[EXERCISE DIRECTIONS] Return each line that holds the word "skin".

[RECORD LIST]
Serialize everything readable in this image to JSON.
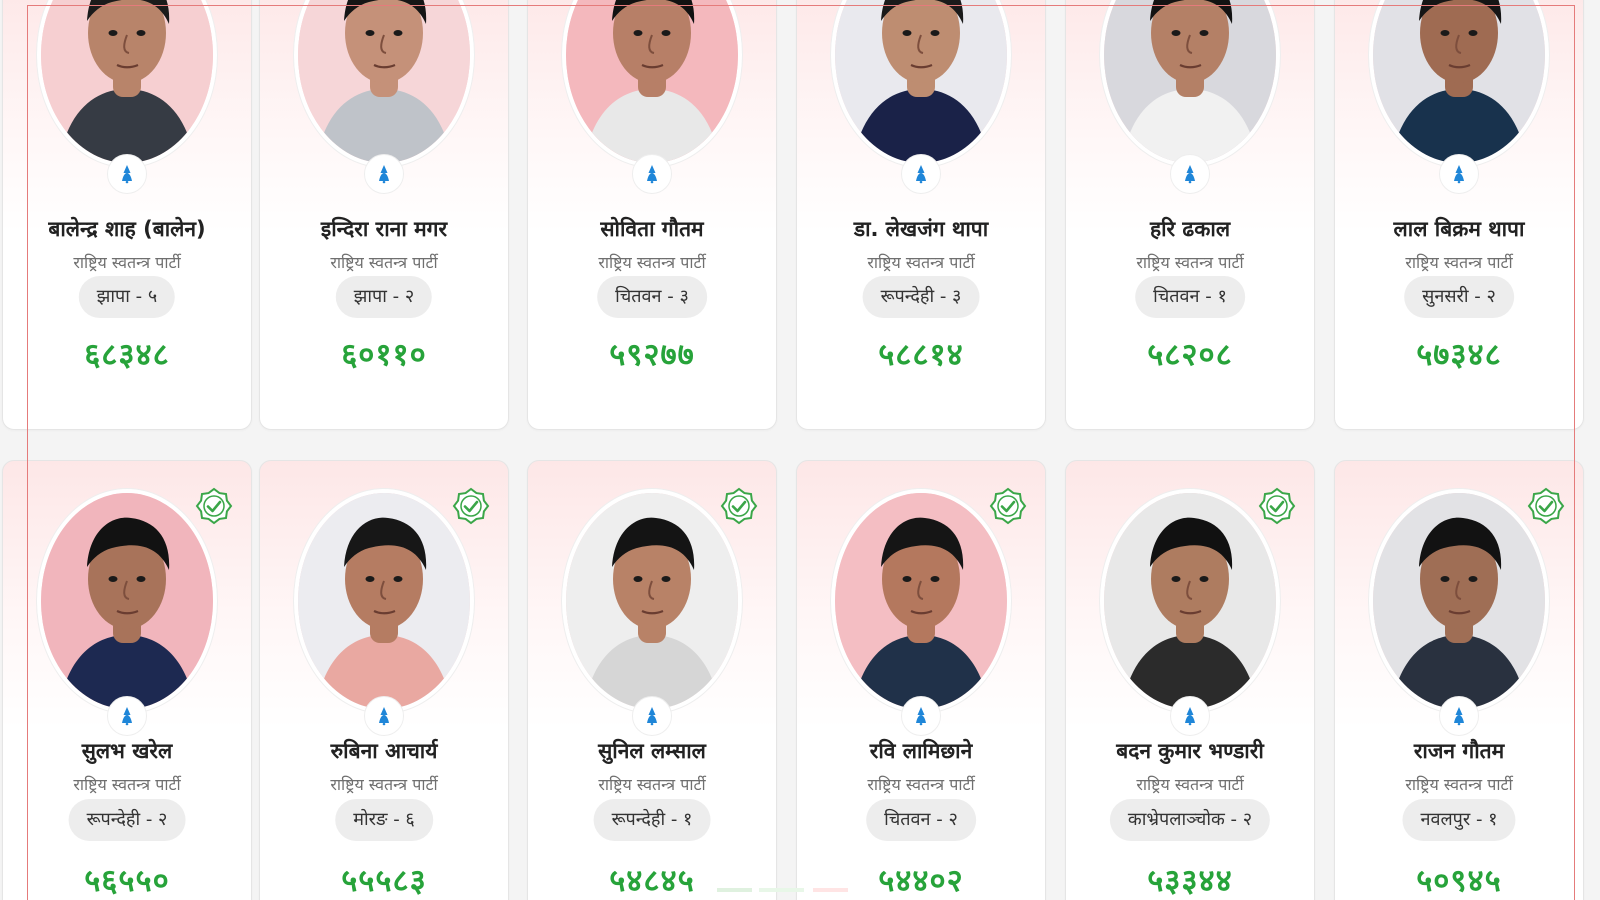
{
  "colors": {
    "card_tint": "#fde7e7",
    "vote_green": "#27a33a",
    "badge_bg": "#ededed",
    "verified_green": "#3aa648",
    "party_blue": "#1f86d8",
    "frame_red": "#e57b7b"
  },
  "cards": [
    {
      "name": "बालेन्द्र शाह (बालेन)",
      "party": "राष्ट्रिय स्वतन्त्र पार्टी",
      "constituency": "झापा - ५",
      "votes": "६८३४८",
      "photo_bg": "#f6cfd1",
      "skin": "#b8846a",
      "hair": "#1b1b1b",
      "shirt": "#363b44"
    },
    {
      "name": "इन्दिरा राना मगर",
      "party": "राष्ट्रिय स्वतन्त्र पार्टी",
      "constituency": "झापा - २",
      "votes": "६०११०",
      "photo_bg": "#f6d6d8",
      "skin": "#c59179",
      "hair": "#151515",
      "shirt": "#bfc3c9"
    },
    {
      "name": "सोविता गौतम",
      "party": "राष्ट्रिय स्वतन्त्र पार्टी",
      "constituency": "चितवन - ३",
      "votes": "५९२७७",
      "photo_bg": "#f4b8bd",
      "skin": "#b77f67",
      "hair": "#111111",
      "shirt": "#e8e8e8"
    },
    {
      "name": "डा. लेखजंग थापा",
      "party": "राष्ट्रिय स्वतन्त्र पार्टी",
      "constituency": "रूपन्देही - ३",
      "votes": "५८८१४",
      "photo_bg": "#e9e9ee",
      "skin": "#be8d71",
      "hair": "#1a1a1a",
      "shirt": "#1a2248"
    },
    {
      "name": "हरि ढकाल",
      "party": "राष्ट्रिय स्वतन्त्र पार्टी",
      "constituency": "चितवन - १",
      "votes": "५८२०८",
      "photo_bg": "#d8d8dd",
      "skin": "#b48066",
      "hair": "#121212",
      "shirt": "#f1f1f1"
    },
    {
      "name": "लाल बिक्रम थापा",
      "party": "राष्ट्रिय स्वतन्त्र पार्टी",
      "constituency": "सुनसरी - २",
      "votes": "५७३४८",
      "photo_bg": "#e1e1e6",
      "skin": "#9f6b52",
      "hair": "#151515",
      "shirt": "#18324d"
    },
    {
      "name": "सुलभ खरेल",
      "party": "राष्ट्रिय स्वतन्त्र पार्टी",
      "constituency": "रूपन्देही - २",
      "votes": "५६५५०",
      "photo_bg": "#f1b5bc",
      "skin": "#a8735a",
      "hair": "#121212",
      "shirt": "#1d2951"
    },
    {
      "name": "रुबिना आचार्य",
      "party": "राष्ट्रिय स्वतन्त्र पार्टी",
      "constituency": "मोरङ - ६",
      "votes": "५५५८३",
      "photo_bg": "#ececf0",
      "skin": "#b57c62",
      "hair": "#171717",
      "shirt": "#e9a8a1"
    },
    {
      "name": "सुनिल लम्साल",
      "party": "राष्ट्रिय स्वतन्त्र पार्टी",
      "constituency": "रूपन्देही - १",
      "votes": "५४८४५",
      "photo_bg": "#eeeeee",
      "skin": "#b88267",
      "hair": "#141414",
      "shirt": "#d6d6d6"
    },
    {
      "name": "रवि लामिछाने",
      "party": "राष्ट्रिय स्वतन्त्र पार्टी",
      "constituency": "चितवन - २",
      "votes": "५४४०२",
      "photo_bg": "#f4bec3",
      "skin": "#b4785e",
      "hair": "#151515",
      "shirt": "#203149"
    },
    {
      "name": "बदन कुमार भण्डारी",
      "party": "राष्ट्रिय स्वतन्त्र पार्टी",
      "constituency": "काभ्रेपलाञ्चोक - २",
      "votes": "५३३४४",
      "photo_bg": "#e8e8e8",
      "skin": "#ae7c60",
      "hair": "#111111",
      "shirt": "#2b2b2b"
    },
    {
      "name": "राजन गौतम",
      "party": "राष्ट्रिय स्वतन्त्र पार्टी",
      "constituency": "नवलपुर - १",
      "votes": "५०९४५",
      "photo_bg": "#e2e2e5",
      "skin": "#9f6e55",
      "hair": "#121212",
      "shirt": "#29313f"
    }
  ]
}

[RESPONSE TO THE TASK]
      "skin": "#b8846a",
      "skin": "#c59179",
      "skin": "#b77f67",
      "skin": "#be8d71",
      "skin": "#b48066",
      "skin": "#9f6b52",
      "skin": "#a8735a",
      "skin": "#b57c62",
      "skin": "#b88267",
      "skin": "#b4785e",
      "skin": "#ae7c60",
      "skin": "#9f6e55",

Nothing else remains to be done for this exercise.